• _What you should do_
Among the records that follow, count the lines with the string "mean"; report only that count.

== Source records

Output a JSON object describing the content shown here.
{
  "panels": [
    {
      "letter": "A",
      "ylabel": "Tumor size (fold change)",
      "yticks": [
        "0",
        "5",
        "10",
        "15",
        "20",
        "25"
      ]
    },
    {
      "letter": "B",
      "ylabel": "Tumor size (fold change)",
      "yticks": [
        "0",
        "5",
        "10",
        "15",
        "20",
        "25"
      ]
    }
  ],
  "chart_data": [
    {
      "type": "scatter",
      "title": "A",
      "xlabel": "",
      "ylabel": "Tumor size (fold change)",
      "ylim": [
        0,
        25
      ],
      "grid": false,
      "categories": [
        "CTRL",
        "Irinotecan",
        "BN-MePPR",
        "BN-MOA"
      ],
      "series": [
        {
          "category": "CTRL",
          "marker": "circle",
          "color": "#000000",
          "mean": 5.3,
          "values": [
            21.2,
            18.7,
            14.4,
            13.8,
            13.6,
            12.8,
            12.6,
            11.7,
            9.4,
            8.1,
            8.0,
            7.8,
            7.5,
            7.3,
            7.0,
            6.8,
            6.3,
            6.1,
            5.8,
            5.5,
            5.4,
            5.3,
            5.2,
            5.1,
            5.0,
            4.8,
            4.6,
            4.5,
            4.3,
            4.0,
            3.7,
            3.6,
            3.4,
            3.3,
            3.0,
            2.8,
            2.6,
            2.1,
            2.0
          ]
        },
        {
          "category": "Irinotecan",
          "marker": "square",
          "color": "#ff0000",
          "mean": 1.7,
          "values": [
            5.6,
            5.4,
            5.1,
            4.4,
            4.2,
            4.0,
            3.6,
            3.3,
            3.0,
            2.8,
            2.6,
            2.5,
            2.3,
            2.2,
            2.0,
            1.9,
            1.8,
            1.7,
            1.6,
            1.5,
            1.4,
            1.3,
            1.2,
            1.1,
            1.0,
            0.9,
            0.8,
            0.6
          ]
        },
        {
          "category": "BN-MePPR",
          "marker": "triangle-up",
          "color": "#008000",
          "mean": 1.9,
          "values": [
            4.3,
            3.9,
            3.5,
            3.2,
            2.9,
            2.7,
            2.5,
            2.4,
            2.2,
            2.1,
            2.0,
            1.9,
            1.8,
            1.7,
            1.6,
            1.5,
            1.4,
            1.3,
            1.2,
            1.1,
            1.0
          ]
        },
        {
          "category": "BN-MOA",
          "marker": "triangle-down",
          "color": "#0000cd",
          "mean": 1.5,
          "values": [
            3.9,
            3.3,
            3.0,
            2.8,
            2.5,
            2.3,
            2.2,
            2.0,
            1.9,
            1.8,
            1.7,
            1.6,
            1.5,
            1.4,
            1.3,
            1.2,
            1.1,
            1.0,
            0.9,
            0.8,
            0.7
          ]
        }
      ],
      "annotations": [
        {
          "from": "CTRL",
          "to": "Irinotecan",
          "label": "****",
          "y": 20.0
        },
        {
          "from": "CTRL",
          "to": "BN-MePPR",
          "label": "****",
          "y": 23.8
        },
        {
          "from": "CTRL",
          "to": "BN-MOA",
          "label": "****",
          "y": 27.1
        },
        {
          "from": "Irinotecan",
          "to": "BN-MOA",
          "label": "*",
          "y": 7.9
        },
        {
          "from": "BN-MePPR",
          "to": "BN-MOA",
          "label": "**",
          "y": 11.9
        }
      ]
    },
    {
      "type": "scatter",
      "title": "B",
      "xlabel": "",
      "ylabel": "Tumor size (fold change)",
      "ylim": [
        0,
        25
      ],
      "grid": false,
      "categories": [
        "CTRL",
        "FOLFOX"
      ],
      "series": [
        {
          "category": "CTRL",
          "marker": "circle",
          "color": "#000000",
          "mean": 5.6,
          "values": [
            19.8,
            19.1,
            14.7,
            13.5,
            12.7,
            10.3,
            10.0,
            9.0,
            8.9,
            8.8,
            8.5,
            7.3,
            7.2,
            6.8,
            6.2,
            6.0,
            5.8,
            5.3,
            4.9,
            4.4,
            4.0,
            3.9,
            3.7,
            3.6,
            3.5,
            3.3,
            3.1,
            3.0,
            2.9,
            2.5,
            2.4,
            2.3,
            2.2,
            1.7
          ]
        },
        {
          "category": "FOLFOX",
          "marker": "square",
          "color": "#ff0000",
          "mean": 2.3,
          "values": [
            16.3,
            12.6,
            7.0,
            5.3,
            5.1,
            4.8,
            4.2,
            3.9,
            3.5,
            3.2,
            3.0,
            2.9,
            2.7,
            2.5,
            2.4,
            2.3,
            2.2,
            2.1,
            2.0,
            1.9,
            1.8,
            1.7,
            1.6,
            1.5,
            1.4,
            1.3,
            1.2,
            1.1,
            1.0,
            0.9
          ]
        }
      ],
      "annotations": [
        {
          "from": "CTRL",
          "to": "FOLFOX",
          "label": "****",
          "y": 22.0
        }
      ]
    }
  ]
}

====

• _Exercise response_
6